**RECORDS PROVIDED**
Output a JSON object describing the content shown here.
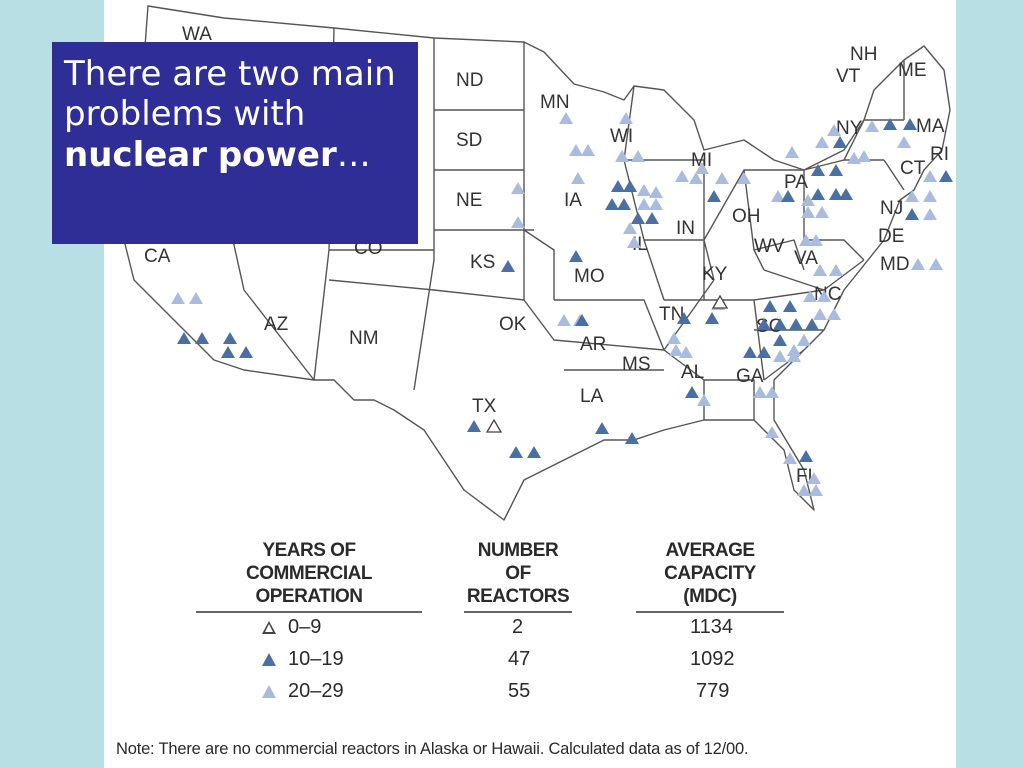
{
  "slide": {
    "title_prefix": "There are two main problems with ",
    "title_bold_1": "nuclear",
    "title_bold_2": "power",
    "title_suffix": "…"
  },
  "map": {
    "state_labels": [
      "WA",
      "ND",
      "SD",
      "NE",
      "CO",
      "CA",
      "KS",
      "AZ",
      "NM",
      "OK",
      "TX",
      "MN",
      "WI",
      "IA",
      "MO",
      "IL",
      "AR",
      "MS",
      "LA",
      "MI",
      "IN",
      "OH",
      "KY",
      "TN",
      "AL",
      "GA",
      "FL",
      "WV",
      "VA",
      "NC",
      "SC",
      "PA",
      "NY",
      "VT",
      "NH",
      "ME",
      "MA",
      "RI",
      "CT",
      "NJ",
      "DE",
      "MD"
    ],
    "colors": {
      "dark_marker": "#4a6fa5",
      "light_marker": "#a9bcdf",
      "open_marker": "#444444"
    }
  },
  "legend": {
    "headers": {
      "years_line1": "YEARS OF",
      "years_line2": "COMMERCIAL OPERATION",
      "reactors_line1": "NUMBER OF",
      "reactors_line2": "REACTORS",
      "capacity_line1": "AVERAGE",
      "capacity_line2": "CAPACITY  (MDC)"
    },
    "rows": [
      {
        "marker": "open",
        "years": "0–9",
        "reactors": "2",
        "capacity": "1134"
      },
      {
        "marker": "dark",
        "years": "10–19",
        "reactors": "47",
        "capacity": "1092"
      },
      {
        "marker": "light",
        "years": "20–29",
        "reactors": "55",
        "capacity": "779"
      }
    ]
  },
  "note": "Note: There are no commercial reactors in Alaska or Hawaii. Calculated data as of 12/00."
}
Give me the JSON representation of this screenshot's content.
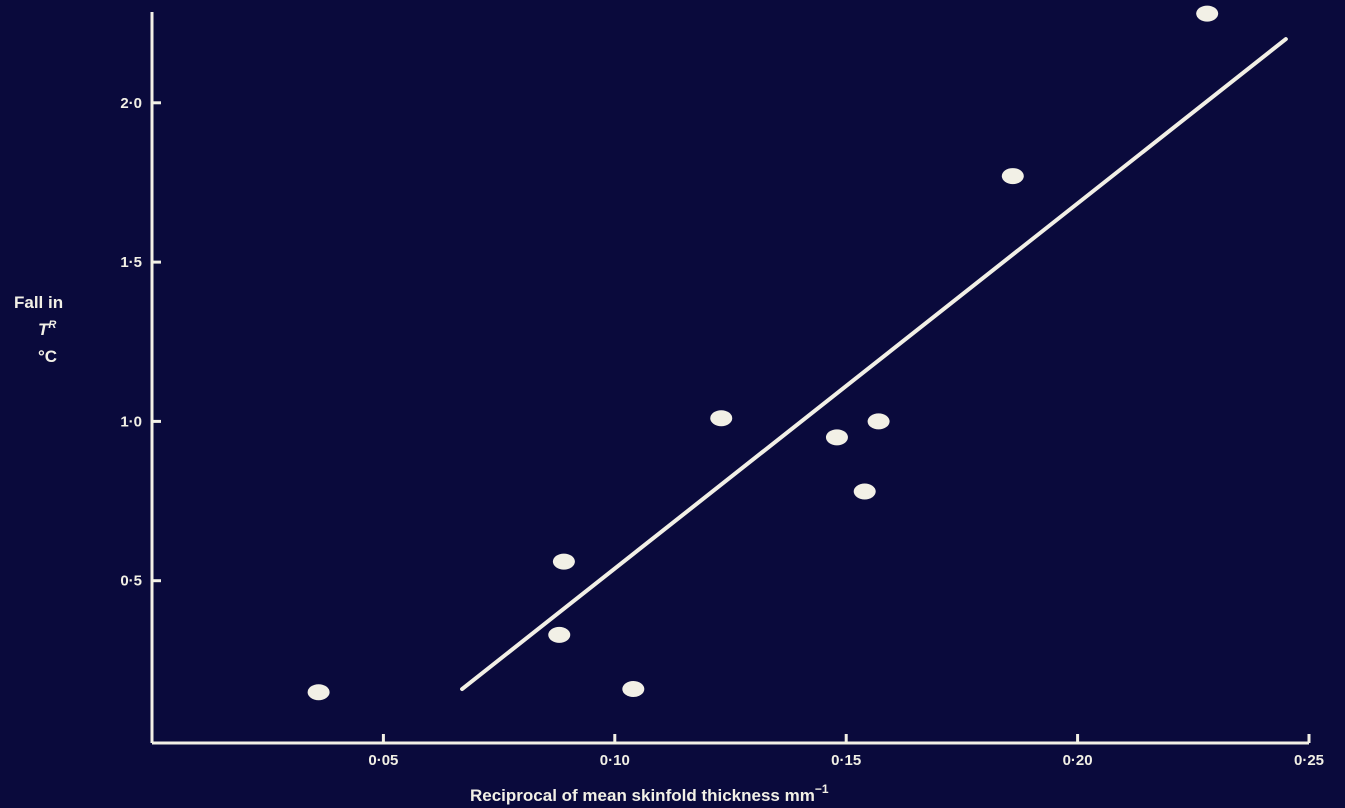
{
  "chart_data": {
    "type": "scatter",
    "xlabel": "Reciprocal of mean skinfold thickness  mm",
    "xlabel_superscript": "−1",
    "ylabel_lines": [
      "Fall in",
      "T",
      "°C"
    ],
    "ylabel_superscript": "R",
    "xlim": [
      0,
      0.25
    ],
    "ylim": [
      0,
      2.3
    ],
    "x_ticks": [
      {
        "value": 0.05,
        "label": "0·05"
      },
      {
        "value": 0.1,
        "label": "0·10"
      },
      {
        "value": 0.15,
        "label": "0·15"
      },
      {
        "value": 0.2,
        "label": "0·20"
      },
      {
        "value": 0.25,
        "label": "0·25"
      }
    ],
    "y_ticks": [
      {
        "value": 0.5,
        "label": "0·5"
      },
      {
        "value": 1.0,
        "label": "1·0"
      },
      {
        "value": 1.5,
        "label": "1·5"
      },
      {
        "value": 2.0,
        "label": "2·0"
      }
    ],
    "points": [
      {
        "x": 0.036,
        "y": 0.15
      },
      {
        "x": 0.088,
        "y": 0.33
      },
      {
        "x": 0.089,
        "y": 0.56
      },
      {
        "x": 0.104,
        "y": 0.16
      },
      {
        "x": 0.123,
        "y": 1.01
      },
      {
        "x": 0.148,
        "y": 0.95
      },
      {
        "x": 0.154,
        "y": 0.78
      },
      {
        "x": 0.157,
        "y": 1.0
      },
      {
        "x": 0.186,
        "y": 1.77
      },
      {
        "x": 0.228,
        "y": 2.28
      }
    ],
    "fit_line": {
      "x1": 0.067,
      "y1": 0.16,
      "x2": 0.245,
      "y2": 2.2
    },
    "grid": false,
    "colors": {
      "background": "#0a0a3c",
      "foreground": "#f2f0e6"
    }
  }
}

**WHAT TO PRODUCE**
Track down the lines that include the word "value" and copy them.

**THE COMPLETED TASK**
        "value": 0.05,
        "value": 0.1,
        "value": 0.15,
        "value": 0.2,
        "value": 0.25,
        "value": 0.5,
        "value": 1.0,
        "value": 1.5,
        "value": 2.0,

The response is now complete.